======== SOURCE DATA ========
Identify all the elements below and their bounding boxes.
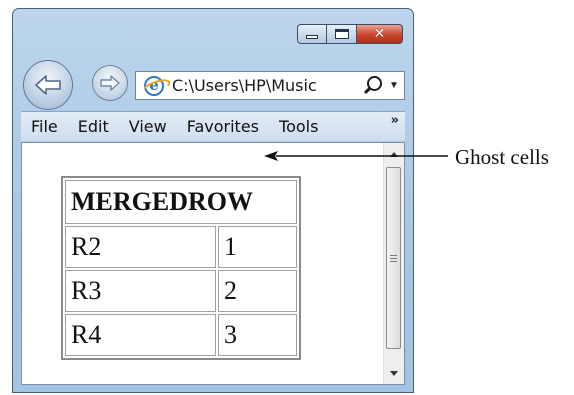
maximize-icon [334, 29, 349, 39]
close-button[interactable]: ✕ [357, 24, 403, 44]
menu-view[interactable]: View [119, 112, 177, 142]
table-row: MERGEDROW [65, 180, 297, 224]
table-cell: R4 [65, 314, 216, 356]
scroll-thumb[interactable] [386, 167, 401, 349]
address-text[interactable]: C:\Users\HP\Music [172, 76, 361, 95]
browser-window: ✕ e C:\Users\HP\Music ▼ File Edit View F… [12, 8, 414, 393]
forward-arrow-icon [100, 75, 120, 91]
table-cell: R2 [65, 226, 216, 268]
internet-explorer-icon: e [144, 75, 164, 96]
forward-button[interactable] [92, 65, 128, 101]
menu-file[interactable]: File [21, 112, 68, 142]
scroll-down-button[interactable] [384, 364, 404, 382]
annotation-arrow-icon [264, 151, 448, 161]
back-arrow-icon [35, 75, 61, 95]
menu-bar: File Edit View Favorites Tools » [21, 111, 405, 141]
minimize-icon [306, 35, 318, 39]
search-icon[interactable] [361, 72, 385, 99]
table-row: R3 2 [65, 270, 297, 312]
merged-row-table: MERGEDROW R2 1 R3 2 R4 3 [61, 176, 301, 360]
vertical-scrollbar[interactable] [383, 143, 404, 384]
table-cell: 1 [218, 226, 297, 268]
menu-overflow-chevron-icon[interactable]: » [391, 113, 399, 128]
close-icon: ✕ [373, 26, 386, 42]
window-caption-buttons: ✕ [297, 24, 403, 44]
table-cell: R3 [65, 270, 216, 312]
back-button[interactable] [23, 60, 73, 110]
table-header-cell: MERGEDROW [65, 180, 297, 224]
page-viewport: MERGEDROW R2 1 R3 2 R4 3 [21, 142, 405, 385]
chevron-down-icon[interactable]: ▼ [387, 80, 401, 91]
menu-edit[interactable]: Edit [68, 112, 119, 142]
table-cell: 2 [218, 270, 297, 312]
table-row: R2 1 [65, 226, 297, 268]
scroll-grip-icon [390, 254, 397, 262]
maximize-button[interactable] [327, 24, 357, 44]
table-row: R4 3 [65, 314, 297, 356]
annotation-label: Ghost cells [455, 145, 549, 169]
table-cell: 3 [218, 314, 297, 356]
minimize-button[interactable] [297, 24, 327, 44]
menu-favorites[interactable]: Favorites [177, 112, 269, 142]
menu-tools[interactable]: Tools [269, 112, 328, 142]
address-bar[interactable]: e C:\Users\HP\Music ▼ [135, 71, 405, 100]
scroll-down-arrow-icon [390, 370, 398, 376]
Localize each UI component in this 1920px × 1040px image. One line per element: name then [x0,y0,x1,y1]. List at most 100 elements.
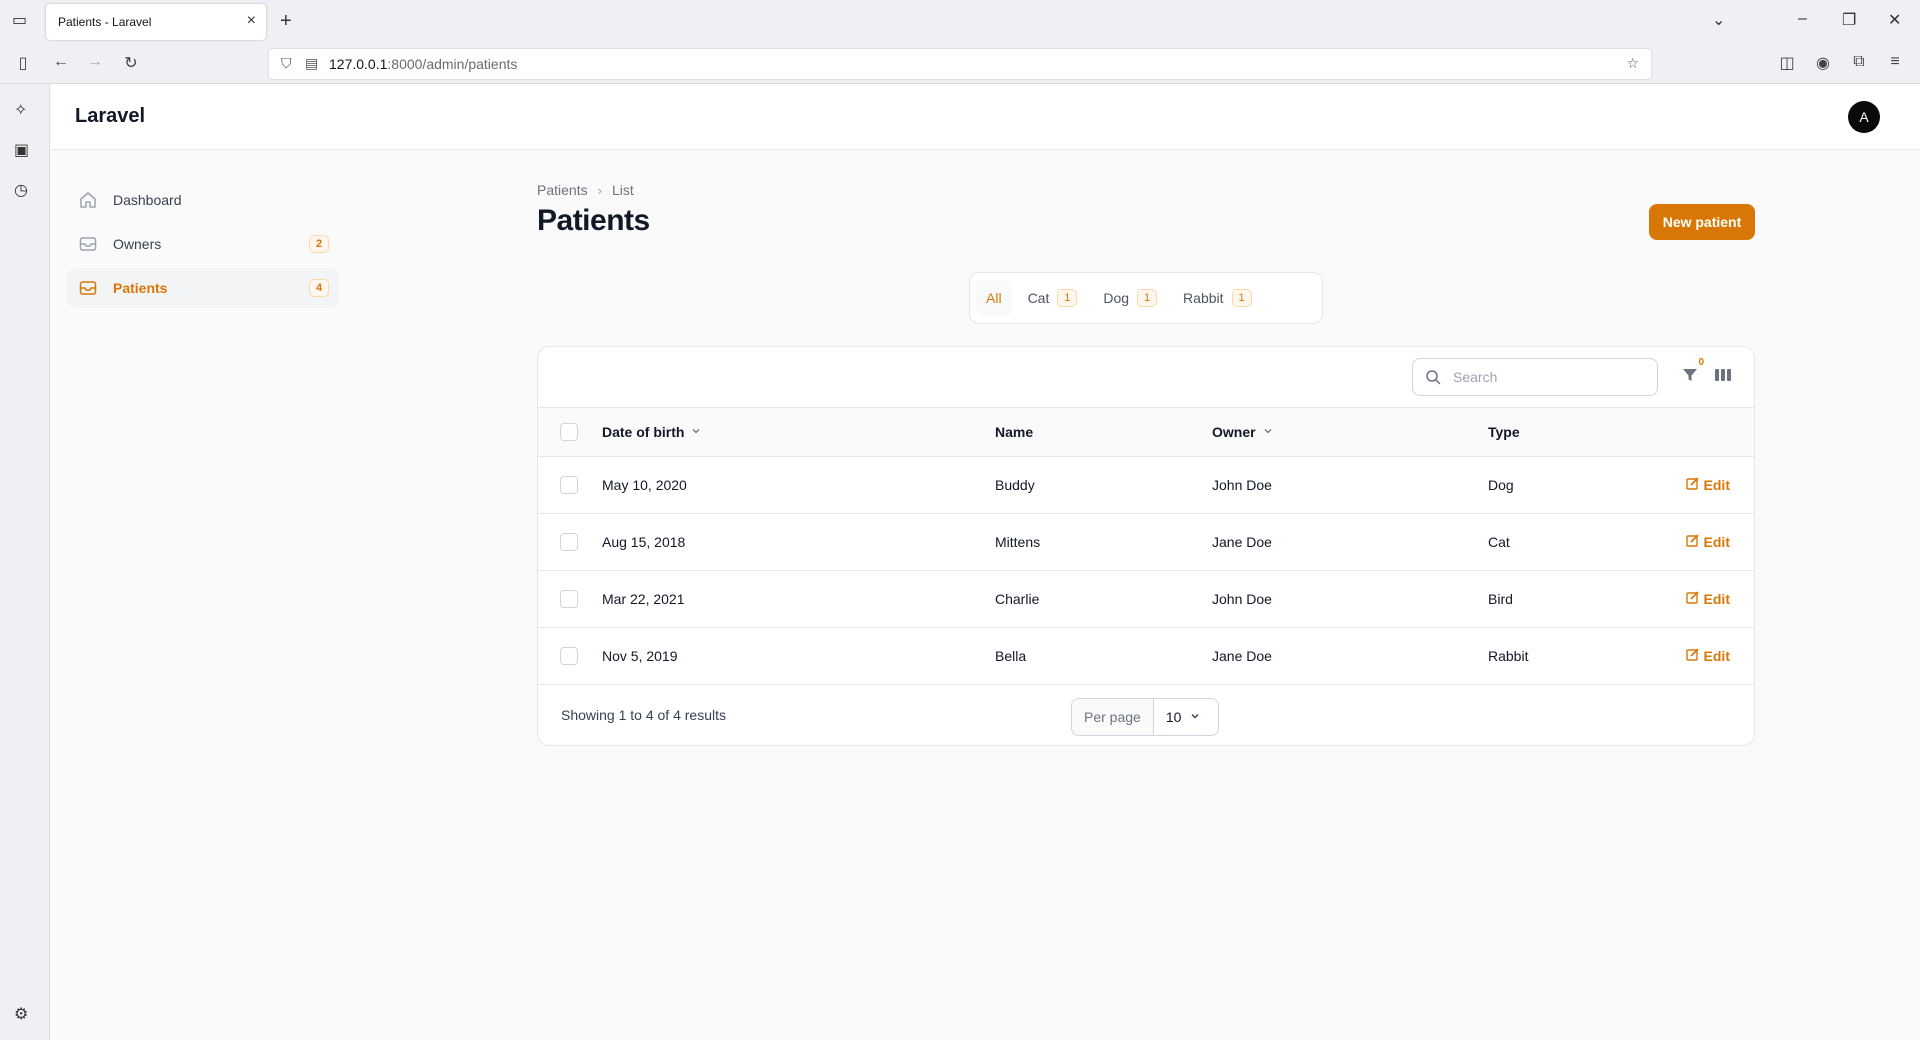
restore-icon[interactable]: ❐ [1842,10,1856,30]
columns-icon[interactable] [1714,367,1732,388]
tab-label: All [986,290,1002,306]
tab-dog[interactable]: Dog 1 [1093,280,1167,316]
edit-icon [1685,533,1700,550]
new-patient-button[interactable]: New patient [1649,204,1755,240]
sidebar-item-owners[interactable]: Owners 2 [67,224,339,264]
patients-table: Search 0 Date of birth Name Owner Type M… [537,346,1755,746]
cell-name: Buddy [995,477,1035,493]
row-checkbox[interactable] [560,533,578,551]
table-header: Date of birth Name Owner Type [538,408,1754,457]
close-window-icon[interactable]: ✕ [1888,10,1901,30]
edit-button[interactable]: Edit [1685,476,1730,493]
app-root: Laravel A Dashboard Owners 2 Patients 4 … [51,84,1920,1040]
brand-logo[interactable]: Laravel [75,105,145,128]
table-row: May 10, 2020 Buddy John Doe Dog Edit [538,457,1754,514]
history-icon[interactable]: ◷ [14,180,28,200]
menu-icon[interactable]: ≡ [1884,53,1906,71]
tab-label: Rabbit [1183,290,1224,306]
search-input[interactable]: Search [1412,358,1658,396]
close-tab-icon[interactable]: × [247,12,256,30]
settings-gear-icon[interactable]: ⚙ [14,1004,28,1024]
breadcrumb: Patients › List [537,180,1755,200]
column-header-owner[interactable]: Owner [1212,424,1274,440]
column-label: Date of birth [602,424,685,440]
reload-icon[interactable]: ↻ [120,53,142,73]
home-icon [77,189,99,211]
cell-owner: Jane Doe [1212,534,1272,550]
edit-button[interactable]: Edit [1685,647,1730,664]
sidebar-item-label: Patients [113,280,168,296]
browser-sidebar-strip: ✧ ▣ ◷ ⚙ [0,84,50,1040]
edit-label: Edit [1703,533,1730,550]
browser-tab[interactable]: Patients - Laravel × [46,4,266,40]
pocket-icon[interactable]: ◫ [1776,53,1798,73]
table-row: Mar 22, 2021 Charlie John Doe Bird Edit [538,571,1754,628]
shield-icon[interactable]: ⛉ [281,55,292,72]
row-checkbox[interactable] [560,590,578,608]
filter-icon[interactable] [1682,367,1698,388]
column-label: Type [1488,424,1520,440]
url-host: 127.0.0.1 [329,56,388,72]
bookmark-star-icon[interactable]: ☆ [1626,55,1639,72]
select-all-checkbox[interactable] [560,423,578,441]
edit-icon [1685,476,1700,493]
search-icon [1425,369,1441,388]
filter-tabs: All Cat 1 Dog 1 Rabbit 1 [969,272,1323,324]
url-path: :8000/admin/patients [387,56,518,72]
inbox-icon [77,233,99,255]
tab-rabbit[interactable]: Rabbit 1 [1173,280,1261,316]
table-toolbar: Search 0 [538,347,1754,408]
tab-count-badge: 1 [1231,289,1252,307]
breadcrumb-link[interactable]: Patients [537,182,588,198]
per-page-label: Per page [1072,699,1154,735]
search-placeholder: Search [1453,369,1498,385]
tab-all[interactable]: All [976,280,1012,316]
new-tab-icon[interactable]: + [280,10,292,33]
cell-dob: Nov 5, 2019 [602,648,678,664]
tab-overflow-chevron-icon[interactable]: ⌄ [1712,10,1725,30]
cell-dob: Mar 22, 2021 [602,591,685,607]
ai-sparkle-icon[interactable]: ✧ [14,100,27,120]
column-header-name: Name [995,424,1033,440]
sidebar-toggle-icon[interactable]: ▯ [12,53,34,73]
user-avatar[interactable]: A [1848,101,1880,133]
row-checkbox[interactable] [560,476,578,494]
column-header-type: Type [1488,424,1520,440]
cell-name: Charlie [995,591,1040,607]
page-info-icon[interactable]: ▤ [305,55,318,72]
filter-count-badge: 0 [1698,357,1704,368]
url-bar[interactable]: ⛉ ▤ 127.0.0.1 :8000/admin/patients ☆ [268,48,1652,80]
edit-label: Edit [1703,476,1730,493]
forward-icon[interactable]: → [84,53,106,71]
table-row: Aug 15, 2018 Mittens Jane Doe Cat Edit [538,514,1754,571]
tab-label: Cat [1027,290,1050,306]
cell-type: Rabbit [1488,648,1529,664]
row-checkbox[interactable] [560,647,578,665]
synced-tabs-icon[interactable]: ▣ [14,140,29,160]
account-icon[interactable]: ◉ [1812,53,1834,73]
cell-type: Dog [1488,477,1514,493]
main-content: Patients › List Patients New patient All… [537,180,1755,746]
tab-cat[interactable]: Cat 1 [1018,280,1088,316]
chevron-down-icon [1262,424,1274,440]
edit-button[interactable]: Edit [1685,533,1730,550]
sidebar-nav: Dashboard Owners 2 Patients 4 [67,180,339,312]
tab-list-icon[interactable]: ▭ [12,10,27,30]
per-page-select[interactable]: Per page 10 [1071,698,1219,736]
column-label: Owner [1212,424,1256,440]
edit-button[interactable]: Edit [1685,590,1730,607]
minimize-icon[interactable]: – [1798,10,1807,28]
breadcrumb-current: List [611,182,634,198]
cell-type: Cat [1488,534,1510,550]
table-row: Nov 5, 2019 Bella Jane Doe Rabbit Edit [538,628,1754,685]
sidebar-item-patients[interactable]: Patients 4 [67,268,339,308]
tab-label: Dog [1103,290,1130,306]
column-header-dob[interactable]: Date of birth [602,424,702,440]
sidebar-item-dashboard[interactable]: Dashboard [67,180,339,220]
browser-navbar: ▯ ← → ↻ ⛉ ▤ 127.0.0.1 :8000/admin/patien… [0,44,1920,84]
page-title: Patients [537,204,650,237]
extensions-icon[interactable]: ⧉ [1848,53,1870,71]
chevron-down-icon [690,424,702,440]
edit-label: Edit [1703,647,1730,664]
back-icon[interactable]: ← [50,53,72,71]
========
** WORK REQUEST **
In the records, locate each line holding the string "File" and copy it.

** WRITTEN RESPONSE **
browser-window: ✕ e C:\Users\HP\Music ▼ File Edit View F… [12, 8, 414, 393]
menu-file[interactable]: File [21, 112, 68, 142]
menu-bar: File Edit View Favorites Tools » [21, 111, 405, 141]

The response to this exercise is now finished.